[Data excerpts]
»»

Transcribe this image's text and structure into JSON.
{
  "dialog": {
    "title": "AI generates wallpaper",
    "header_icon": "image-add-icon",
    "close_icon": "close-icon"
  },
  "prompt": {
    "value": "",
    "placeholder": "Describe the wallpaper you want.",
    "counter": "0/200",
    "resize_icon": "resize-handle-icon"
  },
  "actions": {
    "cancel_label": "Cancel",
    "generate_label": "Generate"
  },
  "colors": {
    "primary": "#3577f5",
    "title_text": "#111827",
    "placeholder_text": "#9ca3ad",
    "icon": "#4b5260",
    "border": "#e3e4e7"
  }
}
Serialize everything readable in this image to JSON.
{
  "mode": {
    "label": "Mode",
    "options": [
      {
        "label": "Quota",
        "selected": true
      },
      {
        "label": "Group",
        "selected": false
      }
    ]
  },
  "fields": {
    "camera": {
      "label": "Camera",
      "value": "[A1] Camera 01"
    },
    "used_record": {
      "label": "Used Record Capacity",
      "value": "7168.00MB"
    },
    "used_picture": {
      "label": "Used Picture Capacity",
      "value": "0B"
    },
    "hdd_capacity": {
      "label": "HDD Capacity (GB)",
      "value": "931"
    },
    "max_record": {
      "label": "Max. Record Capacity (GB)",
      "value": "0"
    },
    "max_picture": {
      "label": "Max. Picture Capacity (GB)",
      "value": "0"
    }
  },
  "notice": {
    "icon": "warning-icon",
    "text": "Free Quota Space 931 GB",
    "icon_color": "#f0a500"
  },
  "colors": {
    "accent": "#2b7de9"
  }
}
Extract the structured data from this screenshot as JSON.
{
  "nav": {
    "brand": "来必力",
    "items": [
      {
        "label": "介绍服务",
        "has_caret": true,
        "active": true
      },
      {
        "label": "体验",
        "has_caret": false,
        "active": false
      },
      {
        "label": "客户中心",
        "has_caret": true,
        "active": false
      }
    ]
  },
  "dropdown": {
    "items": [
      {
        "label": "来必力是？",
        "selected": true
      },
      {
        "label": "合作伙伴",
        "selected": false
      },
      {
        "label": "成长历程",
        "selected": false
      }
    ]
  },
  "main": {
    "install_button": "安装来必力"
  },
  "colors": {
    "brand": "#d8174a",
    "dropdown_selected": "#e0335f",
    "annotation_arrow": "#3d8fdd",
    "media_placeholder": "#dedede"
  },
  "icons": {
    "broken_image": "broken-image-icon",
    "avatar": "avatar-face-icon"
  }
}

««

- **WHAT YOU WILL DO**
Reproduce the listing shown above in its entirety, exactly.

- **ANSWER TO THIS PROBLEM**
Transcribe this image's text and structure into JSON.
{
  "dialog": {
    "title": "AI generates wallpaper",
    "header_icon": "image-add-icon",
    "close_icon": "close-icon"
  },
  "prompt": {
    "value": "",
    "placeholder": "Describe the wallpaper you want.",
    "counter": "0/200",
    "resize_icon": "resize-handle-icon"
  },
  "actions": {
    "cancel_label": "Cancel",
    "generate_label": "Generate"
  },
  "colors": {
    "primary": "#3577f5",
    "title_text": "#111827",
    "placeholder_text": "#9ca3ad",
    "icon": "#4b5260",
    "border": "#e3e4e7"
  }
}
Serialize everything readable in this image to JSON.
{
  "mode": {
    "label": "Mode",
    "options": [
      {
        "label": "Quota",
        "selected": true
      },
      {
        "label": "Group",
        "selected": false
      }
    ]
  },
  "fields": {
    "camera": {
      "label": "Camera",
      "value": "[A1] Camera 01"
    },
    "used_record": {
      "label": "Used Record Capacity",
      "value": "7168.00MB"
    },
    "used_picture": {
      "label": "Used Picture Capacity",
      "value": "0B"
    },
    "hdd_capacity": {
      "label": "HDD Capacity (GB)",
      "value": "931"
    },
    "max_record": {
      "label": "Max. Record Capacity (GB)",
      "value": "0"
    },
    "max_picture": {
      "label": "Max. Picture Capacity (GB)",
      "value": "0"
    }
  },
  "notice": {
    "icon": "warning-icon",
    "text": "Free Quota Space 931 GB",
    "icon_color": "#f0a500"
  },
  "colors": {
    "accent": "#2b7de9"
  }
}
Extract the structured data from this screenshot as JSON.
{
  "nav": {
    "brand": "来必力",
    "items": [
      {
        "label": "介绍服务",
        "has_caret": true,
        "active": true
      },
      {
        "label": "体验",
        "has_caret": false,
        "active": false
      },
      {
        "label": "客户中心",
        "has_caret": true,
        "active": false
      }
    ]
  },
  "dropdown": {
    "items": [
      {
        "label": "来必力是？",
        "selected": true
      },
      {
        "label": "合作伙伴",
        "selected": false
      },
      {
        "label": "成长历程",
        "selected": false
      }
    ]
  },
  "main": {
    "install_button": "安装来必力"
  },
  "colors": {
    "brand": "#d8174a",
    "dropdown_selected": "#e0335f",
    "annotation_arrow": "#3d8fdd",
    "media_placeholder": "#dedede"
  },
  "icons": {
    "broken_image": "broken-image-icon",
    "avatar": "avatar-face-icon"
  }
}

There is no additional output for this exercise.